* [AIM OF THE EXERCISE]: Write out every line of the material exactly as it appears.
"""
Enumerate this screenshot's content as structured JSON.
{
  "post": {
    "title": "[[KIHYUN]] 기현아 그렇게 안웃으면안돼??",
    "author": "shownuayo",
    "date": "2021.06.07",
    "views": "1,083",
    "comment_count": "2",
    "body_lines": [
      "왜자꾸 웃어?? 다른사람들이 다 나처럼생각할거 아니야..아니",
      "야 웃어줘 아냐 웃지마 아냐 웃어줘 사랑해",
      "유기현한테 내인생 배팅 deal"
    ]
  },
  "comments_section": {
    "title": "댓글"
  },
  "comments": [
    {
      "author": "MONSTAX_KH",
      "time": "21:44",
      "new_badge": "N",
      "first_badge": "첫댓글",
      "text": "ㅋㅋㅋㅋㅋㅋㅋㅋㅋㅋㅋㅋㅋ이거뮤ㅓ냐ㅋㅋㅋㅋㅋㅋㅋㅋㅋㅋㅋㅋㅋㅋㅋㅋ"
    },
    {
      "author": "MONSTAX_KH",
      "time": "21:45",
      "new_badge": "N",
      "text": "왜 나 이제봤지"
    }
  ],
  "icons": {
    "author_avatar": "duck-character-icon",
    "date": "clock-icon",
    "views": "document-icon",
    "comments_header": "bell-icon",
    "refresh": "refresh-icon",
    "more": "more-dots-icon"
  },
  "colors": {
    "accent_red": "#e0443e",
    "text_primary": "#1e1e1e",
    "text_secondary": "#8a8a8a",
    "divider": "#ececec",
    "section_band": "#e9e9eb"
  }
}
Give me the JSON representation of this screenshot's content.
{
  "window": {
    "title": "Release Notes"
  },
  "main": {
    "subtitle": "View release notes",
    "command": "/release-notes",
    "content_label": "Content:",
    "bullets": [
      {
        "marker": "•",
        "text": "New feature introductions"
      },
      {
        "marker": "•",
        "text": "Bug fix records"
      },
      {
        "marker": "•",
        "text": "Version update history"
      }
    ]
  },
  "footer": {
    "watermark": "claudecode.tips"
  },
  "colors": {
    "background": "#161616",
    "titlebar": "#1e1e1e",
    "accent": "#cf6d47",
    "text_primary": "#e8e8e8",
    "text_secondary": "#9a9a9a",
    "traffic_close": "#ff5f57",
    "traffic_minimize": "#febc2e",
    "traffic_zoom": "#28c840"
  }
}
"""
* [OUTPUT]:
Enumerate this screenshot's content as structured JSON.
{
  "post": {
    "title": "[[KIHYUN]] 기현아 그렇게 안웃으면안돼??",
    "author": "shownuayo",
    "date": "2021.06.07",
    "views": "1,083",
    "comment_count": "2",
    "body_lines": [
      "왜자꾸 웃어?? 다른사람들이 다 나처럼생각할거 아니야..아니",
      "야 웃어줘 아냐 웃지마 아냐 웃어줘 사랑해",
      "유기현한테 내인생 배팅 deal"
    ]
  },
  "comments_section": {
    "title": "댓글"
  },
  "comments": [
    {
      "author": "MONSTAX_KH",
      "time": "21:44",
      "new_badge": "N",
      "first_badge": "첫댓글",
      "text": "ㅋㅋㅋㅋㅋㅋㅋㅋㅋㅋㅋㅋㅋ이거뮤ㅓ냐ㅋㅋㅋㅋㅋㅋㅋㅋㅋㅋㅋㅋㅋㅋㅋㅋ"
    },
    {
      "author": "MONSTAX_KH",
      "time": "21:45",
      "new_badge": "N",
      "text": "왜 나 이제봤지"
    }
  ],
  "icons": {
    "author_avatar": "duck-character-icon",
    "date": "clock-icon",
    "views": "document-icon",
    "comments_header": "bell-icon",
    "refresh": "refresh-icon",
    "more": "more-dots-icon"
  },
  "colors": {
    "accent_red": "#e0443e",
    "text_primary": "#1e1e1e",
    "text_secondary": "#8a8a8a",
    "divider": "#ececec",
    "section_band": "#e9e9eb"
  }
}
Give me the JSON representation of this screenshot's content.
{
  "window": {
    "title": "Release Notes"
  },
  "main": {
    "subtitle": "View release notes",
    "command": "/release-notes",
    "content_label": "Content:",
    "bullets": [
      {
        "marker": "•",
        "text": "New feature introductions"
      },
      {
        "marker": "•",
        "text": "Bug fix records"
      },
      {
        "marker": "•",
        "text": "Version update history"
      }
    ]
  },
  "footer": {
    "watermark": "claudecode.tips"
  },
  "colors": {
    "background": "#161616",
    "titlebar": "#1e1e1e",
    "accent": "#cf6d47",
    "text_primary": "#e8e8e8",
    "text_secondary": "#9a9a9a",
    "traffic_close": "#ff5f57",
    "traffic_minimize": "#febc2e",
    "traffic_zoom": "#28c840"
  }
}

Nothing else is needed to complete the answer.